*Stored items*:
**********
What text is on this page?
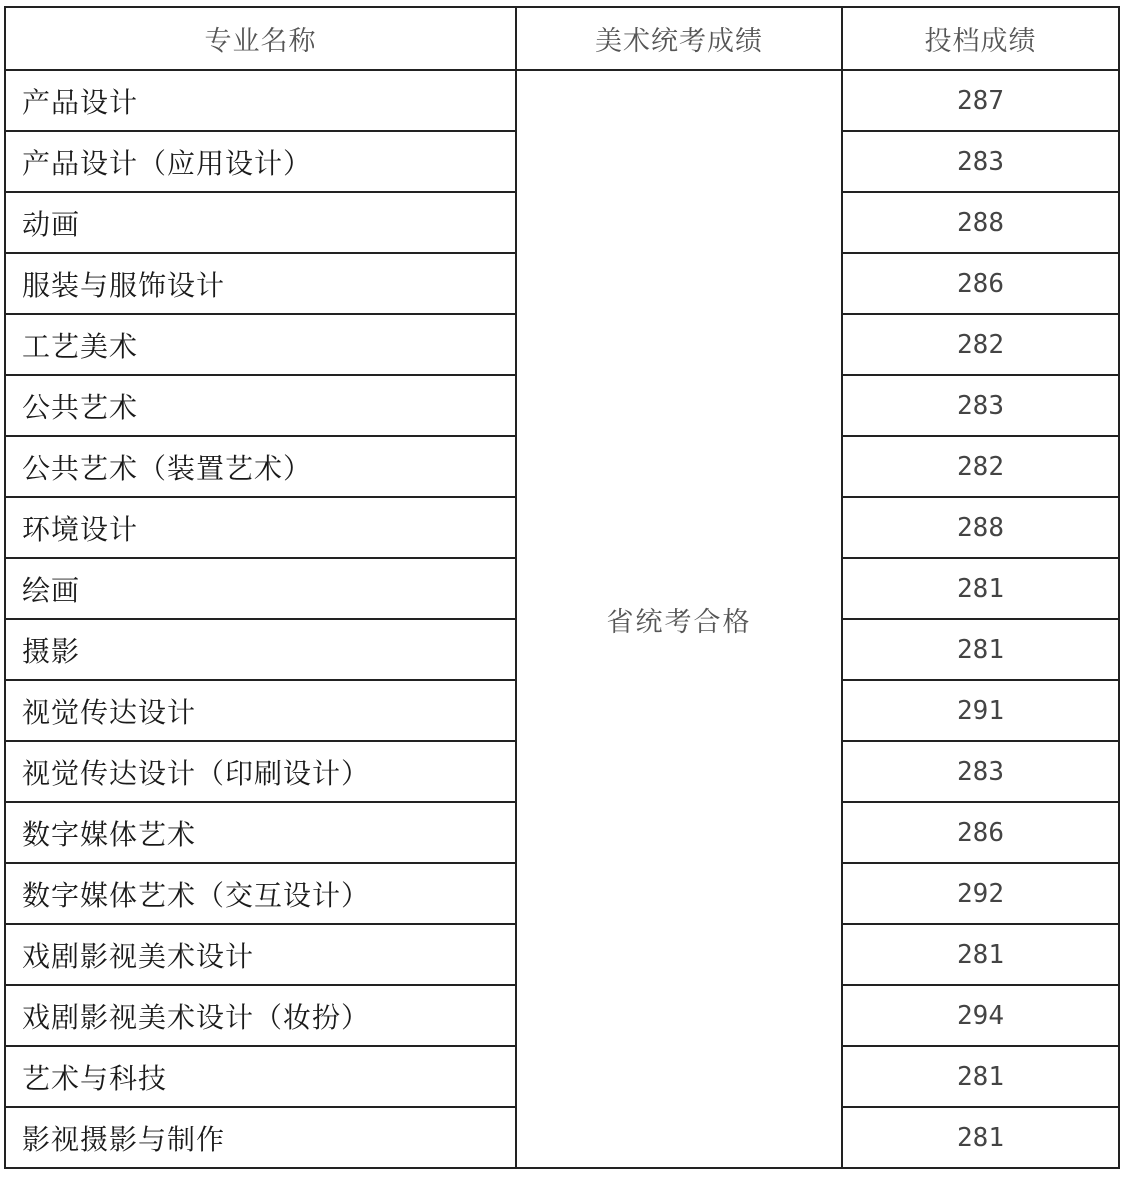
专业名称	美术统考成绩	投档成绩
产品设计	省统考合格	287
产品设计（应用设计）		283
动画		288
服装与服饰设计		286
工艺美术		282
公共艺术		283
公共艺术（装置艺术）		282
环境设计		288
绘画		281
摄影		281
视觉传达设计		291
视觉传达设计（印刷设计）		283
数字媒体艺术		286
数字媒体艺术（交互设计）		292
戏剧影视美术设计		281
戏剧影视美术设计（妆扮）		294
艺术与科技		281
影视摄影与制作		281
**********
*Instructions to follow*: Reproduce the whole listing exactly, but not the images in it.

*Full response*:
What text is on this page?
专业名称	美术统考成绩	投档成绩
产品设计	省统考合格	287
产品设计（应用设计）		283
动画		288
服装与服饰设计		286
工艺美术		282
公共艺术		283
公共艺术（装置艺术）		282
环境设计		288
绘画		281
摄影		281
视觉传达设计		291
视觉传达设计（印刷设计）		283
数字媒体艺术		286
数字媒体艺术（交互设计）		292
戏剧影视美术设计		281
戏剧影视美术设计（妆扮）		294
艺术与科技		281
影视摄影与制作		281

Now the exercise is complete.